### INSTRUCTIONS TO FOLLOW
Rename "time-tick-label" to "date-tick-label" in the material from the line with "candle [385, 369, 386, 390]" up to and including the line with "candle [464, 313, 466, 331]". Give back only those lines, with everything else left unchanged.
● ● ● ● ● ● ●
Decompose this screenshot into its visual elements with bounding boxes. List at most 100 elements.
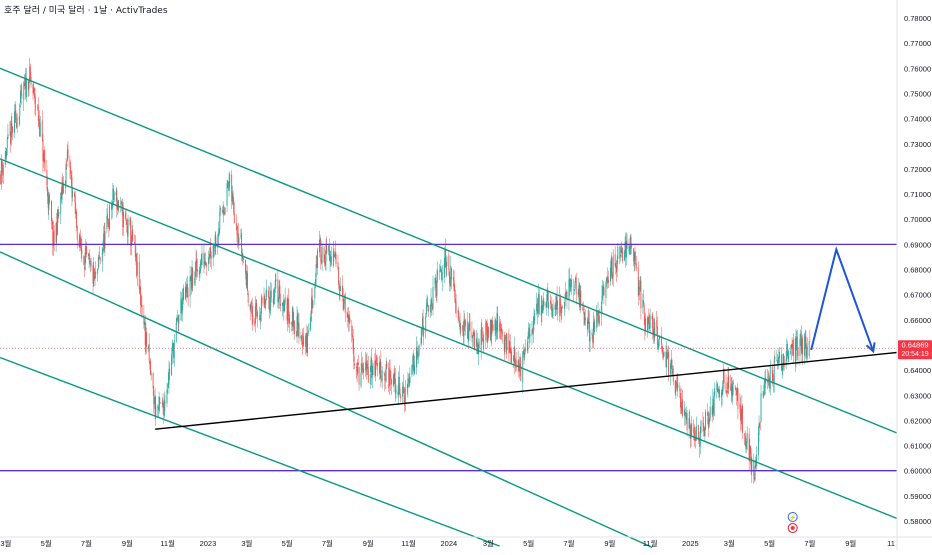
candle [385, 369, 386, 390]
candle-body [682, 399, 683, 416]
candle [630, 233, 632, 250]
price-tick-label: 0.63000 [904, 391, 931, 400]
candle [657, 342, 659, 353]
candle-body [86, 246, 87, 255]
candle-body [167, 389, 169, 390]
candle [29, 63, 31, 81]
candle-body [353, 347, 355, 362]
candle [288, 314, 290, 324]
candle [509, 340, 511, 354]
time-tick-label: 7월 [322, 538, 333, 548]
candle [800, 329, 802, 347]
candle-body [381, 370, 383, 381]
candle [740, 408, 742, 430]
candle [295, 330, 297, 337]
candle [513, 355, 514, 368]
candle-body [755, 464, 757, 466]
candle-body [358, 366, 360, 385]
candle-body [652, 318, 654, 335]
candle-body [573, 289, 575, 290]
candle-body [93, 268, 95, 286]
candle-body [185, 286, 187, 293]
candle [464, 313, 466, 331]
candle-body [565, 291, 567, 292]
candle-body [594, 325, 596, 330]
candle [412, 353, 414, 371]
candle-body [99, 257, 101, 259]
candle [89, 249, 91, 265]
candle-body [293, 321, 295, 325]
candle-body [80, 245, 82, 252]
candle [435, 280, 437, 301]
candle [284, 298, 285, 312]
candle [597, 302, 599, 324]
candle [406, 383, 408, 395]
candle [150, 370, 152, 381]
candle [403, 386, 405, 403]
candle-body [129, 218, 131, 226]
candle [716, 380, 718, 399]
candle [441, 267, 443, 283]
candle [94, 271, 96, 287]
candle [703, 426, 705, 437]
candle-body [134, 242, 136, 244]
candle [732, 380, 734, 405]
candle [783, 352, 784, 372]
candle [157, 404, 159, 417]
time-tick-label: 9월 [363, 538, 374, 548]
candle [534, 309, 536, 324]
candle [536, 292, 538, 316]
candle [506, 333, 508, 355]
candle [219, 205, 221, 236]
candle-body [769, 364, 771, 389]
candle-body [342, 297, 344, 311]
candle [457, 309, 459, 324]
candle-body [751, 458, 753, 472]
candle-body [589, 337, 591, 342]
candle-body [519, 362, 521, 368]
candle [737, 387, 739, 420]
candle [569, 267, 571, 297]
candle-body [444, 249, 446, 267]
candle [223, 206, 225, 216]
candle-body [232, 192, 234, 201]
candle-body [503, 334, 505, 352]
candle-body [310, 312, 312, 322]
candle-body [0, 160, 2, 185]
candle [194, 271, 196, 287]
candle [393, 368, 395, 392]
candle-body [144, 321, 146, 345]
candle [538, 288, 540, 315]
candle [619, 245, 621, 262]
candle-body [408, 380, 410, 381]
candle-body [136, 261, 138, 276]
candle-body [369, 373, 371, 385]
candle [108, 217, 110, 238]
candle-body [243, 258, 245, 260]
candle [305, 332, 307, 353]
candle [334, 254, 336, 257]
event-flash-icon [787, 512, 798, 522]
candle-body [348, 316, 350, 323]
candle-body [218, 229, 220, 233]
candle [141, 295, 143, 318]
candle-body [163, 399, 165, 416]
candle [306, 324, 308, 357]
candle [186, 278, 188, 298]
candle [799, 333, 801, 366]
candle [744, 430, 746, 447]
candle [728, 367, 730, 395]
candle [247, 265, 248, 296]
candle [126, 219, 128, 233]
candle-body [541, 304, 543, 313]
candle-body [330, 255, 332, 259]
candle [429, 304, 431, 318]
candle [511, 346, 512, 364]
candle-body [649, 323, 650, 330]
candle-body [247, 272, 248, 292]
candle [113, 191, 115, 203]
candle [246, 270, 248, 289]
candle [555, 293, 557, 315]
● ● ● ● ● ● ●
### CORRECT ANSWER
candle [385, 369, 386, 390]
candle-body [682, 399, 683, 416]
candle [630, 233, 632, 250]
price-tick-label: 0.63000 [904, 391, 931, 400]
candle [657, 342, 659, 353]
candle-body [86, 246, 87, 255]
candle-body [167, 389, 169, 390]
candle [29, 63, 31, 81]
candle-body [353, 347, 355, 362]
candle [288, 314, 290, 324]
candle [509, 340, 511, 354]
date-tick-label: 7월 [322, 538, 333, 548]
candle [800, 329, 802, 347]
candle-body [381, 370, 383, 381]
candle [740, 408, 742, 430]
candle [295, 330, 297, 337]
candle [513, 355, 514, 368]
candle-body [755, 464, 757, 466]
candle-body [358, 366, 360, 385]
candle-body [652, 318, 654, 335]
candle-body [573, 289, 575, 290]
candle-body [93, 268, 95, 286]
candle-body [185, 286, 187, 293]
candle [464, 313, 466, 331]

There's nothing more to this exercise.